*Required task:* Only the number is needed: how many lines contain the word "Unfiltered"?

----

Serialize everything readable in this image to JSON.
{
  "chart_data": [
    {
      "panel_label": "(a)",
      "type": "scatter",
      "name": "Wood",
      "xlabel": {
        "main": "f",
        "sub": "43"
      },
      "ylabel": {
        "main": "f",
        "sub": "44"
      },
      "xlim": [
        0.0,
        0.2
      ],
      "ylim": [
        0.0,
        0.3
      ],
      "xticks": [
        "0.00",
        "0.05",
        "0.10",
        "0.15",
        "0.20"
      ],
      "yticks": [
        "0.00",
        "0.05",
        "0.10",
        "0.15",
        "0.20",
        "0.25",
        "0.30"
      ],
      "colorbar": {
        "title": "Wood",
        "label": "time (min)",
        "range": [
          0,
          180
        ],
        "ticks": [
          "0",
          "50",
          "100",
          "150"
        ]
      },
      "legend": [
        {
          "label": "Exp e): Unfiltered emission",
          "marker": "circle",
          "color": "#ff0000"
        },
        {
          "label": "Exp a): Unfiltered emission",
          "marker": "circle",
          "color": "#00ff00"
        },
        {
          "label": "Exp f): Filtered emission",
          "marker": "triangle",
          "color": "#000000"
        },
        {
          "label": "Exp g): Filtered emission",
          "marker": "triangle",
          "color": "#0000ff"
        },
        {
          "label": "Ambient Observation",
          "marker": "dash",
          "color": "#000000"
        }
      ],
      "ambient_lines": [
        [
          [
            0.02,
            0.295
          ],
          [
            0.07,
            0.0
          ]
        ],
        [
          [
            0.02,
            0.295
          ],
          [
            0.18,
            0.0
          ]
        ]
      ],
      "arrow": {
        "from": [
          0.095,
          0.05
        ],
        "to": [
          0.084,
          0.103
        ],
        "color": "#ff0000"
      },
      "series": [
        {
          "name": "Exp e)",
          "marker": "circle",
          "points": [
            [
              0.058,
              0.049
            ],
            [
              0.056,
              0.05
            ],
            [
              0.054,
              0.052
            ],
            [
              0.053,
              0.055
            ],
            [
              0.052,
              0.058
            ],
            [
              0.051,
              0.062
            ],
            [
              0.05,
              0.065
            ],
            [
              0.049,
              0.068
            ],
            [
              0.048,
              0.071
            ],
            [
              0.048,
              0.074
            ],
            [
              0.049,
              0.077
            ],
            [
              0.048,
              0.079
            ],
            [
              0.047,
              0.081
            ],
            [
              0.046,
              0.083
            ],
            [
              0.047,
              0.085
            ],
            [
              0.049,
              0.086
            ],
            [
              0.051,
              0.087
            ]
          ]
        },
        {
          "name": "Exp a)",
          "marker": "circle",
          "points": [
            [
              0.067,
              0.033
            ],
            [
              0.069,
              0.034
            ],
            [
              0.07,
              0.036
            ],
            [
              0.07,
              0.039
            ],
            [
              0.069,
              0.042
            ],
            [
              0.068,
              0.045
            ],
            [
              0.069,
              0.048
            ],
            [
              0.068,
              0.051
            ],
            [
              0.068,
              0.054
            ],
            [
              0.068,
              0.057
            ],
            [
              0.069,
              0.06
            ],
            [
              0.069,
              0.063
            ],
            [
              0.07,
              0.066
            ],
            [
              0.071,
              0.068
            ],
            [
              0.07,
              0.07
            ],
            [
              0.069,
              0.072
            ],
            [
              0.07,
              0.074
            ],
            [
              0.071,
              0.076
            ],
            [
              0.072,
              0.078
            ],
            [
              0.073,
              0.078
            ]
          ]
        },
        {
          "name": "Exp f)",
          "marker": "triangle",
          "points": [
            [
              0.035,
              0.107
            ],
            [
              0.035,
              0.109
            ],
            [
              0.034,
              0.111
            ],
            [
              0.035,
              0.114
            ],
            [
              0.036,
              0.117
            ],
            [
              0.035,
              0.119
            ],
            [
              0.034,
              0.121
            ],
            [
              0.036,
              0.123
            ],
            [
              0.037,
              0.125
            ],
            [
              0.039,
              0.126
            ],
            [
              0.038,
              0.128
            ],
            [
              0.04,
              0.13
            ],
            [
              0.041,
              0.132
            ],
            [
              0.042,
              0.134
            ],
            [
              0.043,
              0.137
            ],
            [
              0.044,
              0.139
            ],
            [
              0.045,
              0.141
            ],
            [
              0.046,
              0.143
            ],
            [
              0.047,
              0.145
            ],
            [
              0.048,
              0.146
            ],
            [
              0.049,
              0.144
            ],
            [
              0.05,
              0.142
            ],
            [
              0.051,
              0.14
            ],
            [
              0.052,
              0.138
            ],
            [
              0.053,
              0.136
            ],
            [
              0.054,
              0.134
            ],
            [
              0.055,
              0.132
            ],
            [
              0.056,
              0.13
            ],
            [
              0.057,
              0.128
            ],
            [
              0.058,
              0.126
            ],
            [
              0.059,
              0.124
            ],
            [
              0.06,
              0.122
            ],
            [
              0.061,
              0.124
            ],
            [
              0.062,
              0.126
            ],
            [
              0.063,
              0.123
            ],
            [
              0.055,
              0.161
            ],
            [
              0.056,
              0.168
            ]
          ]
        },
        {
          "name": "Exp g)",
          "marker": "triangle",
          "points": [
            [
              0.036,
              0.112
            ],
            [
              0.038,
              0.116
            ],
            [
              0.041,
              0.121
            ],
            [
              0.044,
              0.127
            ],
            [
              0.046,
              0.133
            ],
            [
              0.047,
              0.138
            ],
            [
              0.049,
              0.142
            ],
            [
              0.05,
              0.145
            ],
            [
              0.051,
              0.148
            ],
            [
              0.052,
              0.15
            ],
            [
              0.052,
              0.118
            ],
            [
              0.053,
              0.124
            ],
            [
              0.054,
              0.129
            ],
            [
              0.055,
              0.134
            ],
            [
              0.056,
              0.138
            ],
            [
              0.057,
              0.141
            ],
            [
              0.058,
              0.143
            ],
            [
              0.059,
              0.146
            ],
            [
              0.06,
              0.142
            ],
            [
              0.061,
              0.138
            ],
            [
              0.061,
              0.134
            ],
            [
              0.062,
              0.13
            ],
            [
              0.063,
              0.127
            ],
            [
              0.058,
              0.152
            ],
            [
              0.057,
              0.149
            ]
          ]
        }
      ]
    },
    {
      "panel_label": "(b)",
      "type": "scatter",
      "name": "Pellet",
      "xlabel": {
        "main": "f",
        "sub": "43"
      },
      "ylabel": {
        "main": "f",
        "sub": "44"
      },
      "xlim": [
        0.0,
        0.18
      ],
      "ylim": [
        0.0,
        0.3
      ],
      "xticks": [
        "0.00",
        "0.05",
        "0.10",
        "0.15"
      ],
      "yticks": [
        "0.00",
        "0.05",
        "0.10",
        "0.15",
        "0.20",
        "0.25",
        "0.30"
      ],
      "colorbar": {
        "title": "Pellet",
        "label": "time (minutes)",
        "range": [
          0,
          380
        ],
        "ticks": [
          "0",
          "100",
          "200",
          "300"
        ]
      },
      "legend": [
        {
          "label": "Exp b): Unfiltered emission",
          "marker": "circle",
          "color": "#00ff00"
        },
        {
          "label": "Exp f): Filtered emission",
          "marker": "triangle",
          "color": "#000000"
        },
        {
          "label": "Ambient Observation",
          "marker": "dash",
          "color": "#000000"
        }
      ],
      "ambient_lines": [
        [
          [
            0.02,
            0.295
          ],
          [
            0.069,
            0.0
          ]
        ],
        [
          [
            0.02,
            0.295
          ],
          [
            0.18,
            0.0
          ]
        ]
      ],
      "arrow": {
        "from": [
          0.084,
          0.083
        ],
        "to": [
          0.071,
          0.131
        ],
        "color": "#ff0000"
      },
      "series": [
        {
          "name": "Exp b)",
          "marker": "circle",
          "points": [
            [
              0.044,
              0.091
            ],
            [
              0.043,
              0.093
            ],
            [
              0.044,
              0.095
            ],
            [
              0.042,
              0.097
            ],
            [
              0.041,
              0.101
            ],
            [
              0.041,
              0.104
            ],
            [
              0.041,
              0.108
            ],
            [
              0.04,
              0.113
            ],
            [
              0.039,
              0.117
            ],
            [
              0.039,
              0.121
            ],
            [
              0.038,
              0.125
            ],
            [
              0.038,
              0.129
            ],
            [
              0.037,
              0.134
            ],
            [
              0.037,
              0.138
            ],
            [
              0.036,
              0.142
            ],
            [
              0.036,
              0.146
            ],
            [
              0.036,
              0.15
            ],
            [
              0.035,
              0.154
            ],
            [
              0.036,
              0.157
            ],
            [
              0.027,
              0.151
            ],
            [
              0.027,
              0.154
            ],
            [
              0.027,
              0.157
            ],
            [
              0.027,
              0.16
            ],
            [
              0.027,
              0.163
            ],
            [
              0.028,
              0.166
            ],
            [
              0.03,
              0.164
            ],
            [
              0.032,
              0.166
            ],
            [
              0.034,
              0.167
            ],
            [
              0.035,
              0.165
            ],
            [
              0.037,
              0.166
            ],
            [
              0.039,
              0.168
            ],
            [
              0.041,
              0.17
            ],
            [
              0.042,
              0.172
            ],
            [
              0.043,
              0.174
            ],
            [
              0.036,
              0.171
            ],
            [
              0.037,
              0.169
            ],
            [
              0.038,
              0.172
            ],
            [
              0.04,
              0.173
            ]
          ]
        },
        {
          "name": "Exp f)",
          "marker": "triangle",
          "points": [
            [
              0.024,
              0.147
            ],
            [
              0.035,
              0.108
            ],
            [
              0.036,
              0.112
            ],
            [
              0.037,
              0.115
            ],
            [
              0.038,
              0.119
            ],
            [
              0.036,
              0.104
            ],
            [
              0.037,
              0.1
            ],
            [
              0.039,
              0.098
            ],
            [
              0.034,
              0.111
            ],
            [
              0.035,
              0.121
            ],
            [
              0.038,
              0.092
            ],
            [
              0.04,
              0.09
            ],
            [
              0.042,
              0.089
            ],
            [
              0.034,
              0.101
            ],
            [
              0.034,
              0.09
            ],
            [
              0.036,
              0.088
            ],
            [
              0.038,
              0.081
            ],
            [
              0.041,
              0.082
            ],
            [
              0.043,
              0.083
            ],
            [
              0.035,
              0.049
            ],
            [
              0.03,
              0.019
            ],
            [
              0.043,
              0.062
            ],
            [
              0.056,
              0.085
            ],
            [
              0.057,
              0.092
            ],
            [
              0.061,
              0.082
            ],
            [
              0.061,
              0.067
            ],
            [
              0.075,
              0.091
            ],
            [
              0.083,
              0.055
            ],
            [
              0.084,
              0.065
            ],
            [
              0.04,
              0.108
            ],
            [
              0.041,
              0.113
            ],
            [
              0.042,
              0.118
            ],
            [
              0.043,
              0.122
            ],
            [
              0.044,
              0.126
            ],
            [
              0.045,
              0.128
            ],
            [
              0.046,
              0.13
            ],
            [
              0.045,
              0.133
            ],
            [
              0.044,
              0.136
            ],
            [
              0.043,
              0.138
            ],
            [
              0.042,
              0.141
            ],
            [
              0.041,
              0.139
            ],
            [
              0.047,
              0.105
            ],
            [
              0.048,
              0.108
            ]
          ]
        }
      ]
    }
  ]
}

----

*The output:* 3